* BEGIN *
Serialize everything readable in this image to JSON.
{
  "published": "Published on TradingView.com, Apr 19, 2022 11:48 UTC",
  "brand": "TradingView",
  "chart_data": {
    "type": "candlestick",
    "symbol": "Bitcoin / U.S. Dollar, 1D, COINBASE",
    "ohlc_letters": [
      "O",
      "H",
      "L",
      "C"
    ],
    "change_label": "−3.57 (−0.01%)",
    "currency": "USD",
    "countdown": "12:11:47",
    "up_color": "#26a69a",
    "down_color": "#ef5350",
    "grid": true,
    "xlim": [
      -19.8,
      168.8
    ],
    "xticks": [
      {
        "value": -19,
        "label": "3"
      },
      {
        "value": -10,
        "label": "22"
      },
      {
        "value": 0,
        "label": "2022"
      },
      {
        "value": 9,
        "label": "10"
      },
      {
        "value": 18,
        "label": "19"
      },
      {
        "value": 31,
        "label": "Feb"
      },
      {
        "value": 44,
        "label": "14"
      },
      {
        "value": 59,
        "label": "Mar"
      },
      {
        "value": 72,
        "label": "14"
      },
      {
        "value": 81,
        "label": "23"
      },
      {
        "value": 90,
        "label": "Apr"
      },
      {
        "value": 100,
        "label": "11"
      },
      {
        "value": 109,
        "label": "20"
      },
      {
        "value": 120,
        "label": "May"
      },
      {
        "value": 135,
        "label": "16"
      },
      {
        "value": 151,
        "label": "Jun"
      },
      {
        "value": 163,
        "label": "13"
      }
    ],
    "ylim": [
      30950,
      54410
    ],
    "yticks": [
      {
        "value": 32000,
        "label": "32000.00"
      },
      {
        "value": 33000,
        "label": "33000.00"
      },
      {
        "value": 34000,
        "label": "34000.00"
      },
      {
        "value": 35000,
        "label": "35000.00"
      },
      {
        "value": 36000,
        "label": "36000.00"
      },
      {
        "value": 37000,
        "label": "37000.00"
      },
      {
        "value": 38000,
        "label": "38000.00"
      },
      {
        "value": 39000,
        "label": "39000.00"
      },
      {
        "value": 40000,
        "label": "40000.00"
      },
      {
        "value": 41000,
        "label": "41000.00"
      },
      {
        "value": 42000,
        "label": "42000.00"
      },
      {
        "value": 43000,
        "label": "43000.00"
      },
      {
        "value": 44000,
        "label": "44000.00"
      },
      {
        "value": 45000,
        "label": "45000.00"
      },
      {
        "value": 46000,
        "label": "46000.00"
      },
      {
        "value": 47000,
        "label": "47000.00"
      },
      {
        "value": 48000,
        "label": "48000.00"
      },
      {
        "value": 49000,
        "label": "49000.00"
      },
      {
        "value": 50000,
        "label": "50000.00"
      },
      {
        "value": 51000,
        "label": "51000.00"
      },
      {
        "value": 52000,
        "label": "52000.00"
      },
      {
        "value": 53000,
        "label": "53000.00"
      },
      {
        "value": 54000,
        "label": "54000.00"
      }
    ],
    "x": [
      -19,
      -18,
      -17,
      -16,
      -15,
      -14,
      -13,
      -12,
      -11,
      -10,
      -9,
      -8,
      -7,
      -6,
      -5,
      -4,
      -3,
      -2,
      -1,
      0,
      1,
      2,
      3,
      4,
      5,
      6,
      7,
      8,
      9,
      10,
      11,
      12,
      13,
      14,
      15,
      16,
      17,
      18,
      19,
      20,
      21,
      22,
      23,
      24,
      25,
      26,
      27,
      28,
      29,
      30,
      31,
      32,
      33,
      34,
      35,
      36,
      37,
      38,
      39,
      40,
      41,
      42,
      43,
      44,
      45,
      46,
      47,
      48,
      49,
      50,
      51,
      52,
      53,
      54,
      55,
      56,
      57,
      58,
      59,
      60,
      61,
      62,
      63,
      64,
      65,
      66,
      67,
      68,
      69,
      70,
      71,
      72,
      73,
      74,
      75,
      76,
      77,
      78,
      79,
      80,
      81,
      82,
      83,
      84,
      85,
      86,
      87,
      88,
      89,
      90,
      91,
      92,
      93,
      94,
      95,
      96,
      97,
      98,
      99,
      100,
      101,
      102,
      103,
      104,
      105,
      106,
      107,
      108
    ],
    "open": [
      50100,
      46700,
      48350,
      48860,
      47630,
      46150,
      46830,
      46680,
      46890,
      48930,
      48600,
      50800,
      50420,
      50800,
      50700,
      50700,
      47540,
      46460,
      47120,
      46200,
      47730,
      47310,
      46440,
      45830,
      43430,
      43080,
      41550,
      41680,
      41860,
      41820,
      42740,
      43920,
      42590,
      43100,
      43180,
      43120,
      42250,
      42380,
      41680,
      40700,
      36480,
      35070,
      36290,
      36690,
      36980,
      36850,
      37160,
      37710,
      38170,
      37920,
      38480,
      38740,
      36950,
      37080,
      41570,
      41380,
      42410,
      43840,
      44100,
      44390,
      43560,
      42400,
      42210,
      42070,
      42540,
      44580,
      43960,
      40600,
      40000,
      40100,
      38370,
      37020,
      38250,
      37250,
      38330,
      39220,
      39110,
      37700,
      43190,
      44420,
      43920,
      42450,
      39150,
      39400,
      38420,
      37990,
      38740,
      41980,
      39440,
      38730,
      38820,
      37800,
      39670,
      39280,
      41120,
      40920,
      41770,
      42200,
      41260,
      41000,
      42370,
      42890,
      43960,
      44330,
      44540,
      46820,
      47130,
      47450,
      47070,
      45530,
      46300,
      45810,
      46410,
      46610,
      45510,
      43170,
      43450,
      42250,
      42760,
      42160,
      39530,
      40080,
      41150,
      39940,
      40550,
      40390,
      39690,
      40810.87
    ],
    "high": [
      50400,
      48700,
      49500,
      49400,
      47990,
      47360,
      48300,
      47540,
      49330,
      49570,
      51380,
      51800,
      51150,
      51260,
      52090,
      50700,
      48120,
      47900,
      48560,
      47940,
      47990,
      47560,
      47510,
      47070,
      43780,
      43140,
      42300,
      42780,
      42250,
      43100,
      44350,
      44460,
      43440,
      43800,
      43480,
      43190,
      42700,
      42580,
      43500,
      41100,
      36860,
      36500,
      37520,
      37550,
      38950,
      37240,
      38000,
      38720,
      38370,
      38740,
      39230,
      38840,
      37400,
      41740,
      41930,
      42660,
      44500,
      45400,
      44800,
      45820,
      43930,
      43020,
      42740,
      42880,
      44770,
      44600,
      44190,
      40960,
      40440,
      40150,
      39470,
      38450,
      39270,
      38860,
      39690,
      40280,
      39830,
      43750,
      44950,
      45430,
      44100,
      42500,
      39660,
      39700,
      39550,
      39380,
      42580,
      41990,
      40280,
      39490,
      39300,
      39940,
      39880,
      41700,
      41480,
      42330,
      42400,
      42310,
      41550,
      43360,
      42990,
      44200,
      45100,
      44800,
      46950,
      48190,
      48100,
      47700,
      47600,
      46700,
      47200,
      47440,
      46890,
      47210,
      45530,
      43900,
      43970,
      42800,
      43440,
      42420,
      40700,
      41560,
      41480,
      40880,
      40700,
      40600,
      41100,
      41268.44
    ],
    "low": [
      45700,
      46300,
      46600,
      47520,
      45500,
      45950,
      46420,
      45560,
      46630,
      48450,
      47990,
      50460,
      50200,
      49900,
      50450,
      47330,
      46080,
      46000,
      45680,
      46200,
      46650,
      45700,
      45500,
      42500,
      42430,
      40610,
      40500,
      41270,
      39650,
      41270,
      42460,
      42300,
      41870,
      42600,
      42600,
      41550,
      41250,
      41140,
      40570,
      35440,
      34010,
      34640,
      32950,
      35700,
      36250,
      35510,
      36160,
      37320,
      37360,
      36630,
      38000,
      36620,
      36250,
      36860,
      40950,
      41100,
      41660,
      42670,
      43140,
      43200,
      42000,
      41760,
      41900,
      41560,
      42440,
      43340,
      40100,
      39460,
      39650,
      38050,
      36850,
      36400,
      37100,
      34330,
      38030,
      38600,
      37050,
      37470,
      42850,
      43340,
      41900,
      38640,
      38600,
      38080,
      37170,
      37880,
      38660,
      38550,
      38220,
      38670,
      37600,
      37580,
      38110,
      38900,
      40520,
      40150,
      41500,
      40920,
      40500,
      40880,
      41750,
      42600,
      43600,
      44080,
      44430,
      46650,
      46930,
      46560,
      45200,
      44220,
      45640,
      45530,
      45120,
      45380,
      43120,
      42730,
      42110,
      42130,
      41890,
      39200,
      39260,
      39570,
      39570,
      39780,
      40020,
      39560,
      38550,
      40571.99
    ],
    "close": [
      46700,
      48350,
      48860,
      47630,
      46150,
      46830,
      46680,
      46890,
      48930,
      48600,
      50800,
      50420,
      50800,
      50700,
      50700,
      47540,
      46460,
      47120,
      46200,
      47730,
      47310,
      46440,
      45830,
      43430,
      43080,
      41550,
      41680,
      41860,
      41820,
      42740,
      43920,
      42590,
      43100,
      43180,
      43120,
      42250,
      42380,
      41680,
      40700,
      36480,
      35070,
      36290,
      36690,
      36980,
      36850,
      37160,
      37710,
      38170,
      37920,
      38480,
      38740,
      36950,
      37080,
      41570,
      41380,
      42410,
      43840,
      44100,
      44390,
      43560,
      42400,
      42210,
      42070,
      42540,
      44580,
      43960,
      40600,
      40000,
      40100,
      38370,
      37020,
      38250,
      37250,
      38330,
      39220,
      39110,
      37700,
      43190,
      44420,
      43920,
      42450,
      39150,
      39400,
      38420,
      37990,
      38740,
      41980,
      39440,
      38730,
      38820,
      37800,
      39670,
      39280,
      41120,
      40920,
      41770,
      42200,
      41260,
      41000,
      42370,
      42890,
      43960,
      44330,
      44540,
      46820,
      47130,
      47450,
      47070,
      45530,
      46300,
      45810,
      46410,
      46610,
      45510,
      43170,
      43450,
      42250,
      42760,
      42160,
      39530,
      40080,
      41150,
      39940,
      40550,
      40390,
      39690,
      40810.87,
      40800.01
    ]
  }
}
* END *
TASK BRIEF: Give only the number of lines in the records that contain the string "TradingView".

ANSWER IN FULL: 2